> _Problem details_
Quote every line of the records below verbatim, leaving out the pictures.

> _Excerpted data_
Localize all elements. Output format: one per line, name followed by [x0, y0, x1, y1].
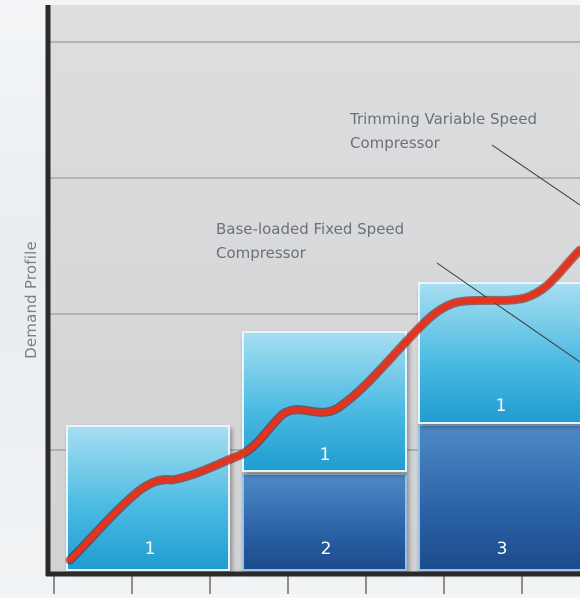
callout-variable-speed-line1: Trimming Variable Speed	[350, 110, 538, 128]
x-axis-ticks	[53, 576, 523, 594]
callout-fixed-speed-line2: Compressor	[216, 244, 306, 262]
leader-line-variable-speed	[491, 144, 580, 206]
leader-line-fixed-speed	[436, 262, 580, 363]
block-label-stage2-variable: 2	[321, 539, 332, 559]
y-axis-label: Demand Profile	[22, 241, 40, 359]
callout-fixed-speed: Base-loaded Fixed Speed Compressor	[216, 217, 404, 265]
block-label-stage3-fixed: 1	[496, 396, 507, 416]
block-label-stage2-fixed: 1	[320, 445, 331, 465]
callout-variable-speed-line2: Compressor	[350, 134, 440, 152]
block-stage1-fixed	[66, 425, 230, 571]
axes	[45, 5, 580, 577]
callout-variable-speed: Trimming Variable Speed Compressor	[350, 107, 537, 155]
block-stage2-variable	[242, 473, 407, 571]
compressor-blocks	[66, 282, 580, 571]
callout-fixed-speed-line1: Base-loaded Fixed Speed	[216, 220, 405, 238]
block-label-stage3-variable: 3	[497, 539, 508, 559]
block-stage2-fixed	[242, 331, 407, 472]
block-stage3-variable	[418, 424, 580, 571]
demand-curve	[65, 245, 580, 565]
block-label-stage1-fixed: 1	[145, 539, 156, 559]
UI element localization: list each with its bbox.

> _The reply_
Localize all elements. Output format: one per line, name followed by [x0, y0, x1, y1].
callout-variable-speed-line1: Trimming Variable Speed	[350, 110, 538, 128]
x-axis-ticks	[53, 576, 523, 594]
callout-fixed-speed-line2: Compressor	[216, 244, 306, 262]
leader-line-variable-speed	[491, 144, 580, 206]
leader-line-fixed-speed	[436, 262, 580, 363]
block-label-stage2-variable: 2	[321, 539, 332, 559]
y-axis-label: Demand Profile	[22, 241, 40, 359]
callout-fixed-speed: Base-loaded Fixed Speed Compressor	[216, 217, 404, 265]
block-label-stage3-fixed: 1	[496, 396, 507, 416]
block-label-stage2-fixed: 1	[320, 445, 331, 465]
callout-variable-speed-line2: Compressor	[350, 134, 440, 152]
block-stage1-fixed	[66, 425, 230, 571]
axes	[45, 5, 580, 577]
callout-variable-speed: Trimming Variable Speed Compressor	[350, 107, 537, 155]
block-stage2-variable	[242, 473, 407, 571]
compressor-blocks	[66, 282, 580, 571]
callout-fixed-speed-line1: Base-loaded Fixed Speed	[216, 220, 405, 238]
block-label-stage3-variable: 3	[497, 539, 508, 559]
block-stage2-fixed	[242, 331, 407, 472]
block-stage3-variable	[418, 424, 580, 571]
demand-curve	[65, 245, 580, 565]
block-label-stage1-fixed: 1	[145, 539, 156, 559]
UI element localization: list each with its bbox.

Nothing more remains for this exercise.